(Written problem): Repeat the entire listing exactly.

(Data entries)
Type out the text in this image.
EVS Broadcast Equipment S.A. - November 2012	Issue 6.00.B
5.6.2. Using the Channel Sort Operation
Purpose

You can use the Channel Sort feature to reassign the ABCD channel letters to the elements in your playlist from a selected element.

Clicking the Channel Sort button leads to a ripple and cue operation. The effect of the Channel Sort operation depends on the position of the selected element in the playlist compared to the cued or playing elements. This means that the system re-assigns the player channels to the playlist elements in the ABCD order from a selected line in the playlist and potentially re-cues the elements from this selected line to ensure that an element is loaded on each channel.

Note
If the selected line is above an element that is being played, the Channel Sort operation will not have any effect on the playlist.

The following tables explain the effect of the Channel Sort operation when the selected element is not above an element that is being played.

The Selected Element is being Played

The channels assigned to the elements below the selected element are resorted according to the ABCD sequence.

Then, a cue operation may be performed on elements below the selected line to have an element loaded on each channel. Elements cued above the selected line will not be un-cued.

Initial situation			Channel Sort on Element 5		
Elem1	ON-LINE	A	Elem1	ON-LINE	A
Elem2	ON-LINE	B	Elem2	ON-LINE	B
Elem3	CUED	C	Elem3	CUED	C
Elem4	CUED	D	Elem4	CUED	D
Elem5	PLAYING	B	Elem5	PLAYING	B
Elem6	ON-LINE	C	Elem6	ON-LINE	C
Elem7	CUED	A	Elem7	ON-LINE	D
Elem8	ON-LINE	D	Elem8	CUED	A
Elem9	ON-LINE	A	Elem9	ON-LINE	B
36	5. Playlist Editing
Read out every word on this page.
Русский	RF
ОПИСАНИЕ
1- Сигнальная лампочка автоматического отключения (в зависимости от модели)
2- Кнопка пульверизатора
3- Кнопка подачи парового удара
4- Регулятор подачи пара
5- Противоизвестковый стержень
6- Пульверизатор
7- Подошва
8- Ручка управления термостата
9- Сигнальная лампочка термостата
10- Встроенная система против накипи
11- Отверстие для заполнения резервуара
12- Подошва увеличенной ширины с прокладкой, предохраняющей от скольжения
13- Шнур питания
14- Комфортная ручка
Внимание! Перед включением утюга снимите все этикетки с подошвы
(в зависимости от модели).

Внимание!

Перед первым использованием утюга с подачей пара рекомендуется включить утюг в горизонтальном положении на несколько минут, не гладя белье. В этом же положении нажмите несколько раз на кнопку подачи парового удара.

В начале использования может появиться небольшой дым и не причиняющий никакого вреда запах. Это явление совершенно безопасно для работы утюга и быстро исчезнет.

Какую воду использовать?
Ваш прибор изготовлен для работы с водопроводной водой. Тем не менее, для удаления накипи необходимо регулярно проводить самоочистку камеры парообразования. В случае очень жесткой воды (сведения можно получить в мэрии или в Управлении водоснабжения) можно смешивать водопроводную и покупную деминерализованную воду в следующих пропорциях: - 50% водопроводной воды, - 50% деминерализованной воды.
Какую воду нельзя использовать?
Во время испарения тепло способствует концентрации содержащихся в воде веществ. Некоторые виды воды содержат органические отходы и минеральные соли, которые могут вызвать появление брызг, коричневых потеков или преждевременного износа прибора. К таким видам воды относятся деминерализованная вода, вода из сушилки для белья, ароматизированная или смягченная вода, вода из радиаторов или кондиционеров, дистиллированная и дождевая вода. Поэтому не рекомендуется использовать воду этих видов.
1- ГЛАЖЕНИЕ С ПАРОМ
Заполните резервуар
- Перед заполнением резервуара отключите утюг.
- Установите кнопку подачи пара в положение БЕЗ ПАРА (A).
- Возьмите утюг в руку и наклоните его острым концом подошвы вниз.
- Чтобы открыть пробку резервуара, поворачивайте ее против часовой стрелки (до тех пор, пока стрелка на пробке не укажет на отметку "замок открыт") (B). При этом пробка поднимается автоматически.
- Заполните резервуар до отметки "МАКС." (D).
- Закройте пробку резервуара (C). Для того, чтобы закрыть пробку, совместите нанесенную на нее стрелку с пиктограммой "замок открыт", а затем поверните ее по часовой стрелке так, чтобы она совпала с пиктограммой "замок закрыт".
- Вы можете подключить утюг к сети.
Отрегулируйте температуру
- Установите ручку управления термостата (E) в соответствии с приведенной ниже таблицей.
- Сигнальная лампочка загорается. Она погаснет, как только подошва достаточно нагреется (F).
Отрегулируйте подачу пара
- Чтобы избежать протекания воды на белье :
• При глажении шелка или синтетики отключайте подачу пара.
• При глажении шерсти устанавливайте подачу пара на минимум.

(Output of the task):
Type out the text in this image.
EVS Broadcast Equipment S.A. - November 2012	Issue 6.00.B
5.6.2. Using the Channel Sort Operation
Purpose

You can use the Channel Sort feature to reassign the ABCD channel letters to the elements in your playlist from a selected element.

Clicking the Channel Sort button leads to a ripple and cue operation. The effect of the Channel Sort operation depends on the position of the selected element in the playlist compared to the cued or playing elements. This means that the system re-assigns the player channels to the playlist elements in the ABCD order from a selected line in the playlist and potentially re-cues the elements from this selected line to ensure that an element is loaded on each channel.

Note
If the selected line is above an element that is being played, the Channel Sort operation will not have any effect on the playlist.

The following tables explain the effect of the Channel Sort operation when the selected element is not above an element that is being played.

The Selected Element is being Played

The channels assigned to the elements below the selected element are resorted according to the ABCD sequence.

Then, a cue operation may be performed on elements below the selected line to have an element loaded on each channel. Elements cued above the selected line will not be un-cued.

Initial situation			Channel Sort on Element 5		
Elem1	ON-LINE	A	Elem1	ON-LINE	A
Elem2	ON-LINE	B	Elem2	ON-LINE	B
Elem3	CUED	C	Elem3	CUED	C
Elem4	CUED	D	Elem4	CUED	D
Elem5	PLAYING	B	Elem5	PLAYING	B
Elem6	ON-LINE	C	Elem6	ON-LINE	C
Elem7	CUED	A	Elem7	ON-LINE	D
Elem8	ON-LINE	D	Elem8	CUED	A
Elem9	ON-LINE	A	Elem9	ON-LINE	B
36	5. Playlist Editing
Read out every word on this page.
Русский	RF
ОПИСАНИЕ
1- Сигнальная лампочка автоматического отключения (в зависимости от модели)
2- Кнопка пульверизатора
3- Кнопка подачи парового удара
4- Регулятор подачи пара
5- Противоизвестковый стержень
6- Пульверизатор
7- Подошва
8- Ручка управления термостата
9- Сигнальная лампочка термостата
10- Встроенная система против накипи
11- Отверстие для заполнения резервуара
12- Подошва увеличенной ширины с прокладкой, предохраняющей от скольжения
13- Шнур питания
14- Комфортная ручка
Внимание! Перед включением утюга снимите все этикетки с подошвы
(в зависимости от модели).

Внимание!

Перед первым использованием утюга с подачей пара рекомендуется включить утюг в горизонтальном положении на несколько минут, не гладя белье. В этом же положении нажмите несколько раз на кнопку подачи парового удара.

В начале использования может появиться небольшой дым и не причиняющий никакого вреда запах. Это явление совершенно безопасно для работы утюга и быстро исчезнет.

Какую воду использовать?
Ваш прибор изготовлен для работы с водопроводной водой. Тем не менее, для удаления накипи необходимо регулярно проводить самоочистку камеры парообразования. В случае очень жесткой воды (сведения можно получить в мэрии или в Управлении водоснабжения) можно смешивать водопроводную и покупную деминерализованную воду в следующих пропорциях: - 50% водопроводной воды, - 50% деминерализованной воды.
Какую воду нельзя использовать?
Во время испарения тепло способствует концентрации содержащихся в воде веществ. Некоторые виды воды содержат органические отходы и минеральные соли, которые могут вызвать появление брызг, коричневых потеков или преждевременного износа прибора. К таким видам воды относятся деминерализованная вода, вода из сушилки для белья, ароматизированная или смягченная вода, вода из радиаторов или кондиционеров, дистиллированная и дождевая вода. Поэтому не рекомендуется использовать воду этих видов.
1- ГЛАЖЕНИЕ С ПАРОМ
Заполните резервуар
- Перед заполнением резервуара отключите утюг.
- Установите кнопку подачи пара в положение БЕЗ ПАРА (A).
- Возьмите утюг в руку и наклоните его острым концом подошвы вниз.
- Чтобы открыть пробку резервуара, поворачивайте ее против часовой стрелки (до тех пор, пока стрелка на пробке не укажет на отметку "замок открыт") (B). При этом пробка поднимается автоматически.
- Заполните резервуар до отметки "МАКС." (D).
- Закройте пробку резервуара (C). Для того, чтобы закрыть пробку, совместите нанесенную на нее стрелку с пиктограммой "замок открыт", а затем поверните ее по часовой стрелке так, чтобы она совпала с пиктограммой "замок закрыт".
- Вы можете подключить утюг к сети.
Отрегулируйте температуру
- Установите ручку управления термостата (E) в соответствии с приведенной ниже таблицей.
- Сигнальная лампочка загорается. Она погаснет, как только подошва достаточно нагреется (F).
Отрегулируйте подачу пара
- Чтобы избежать протекания воды на белье :
• При глажении шелка или синтетики отключайте подачу пара.
• При глажении шерсти устанавливайте подачу пара на минимум.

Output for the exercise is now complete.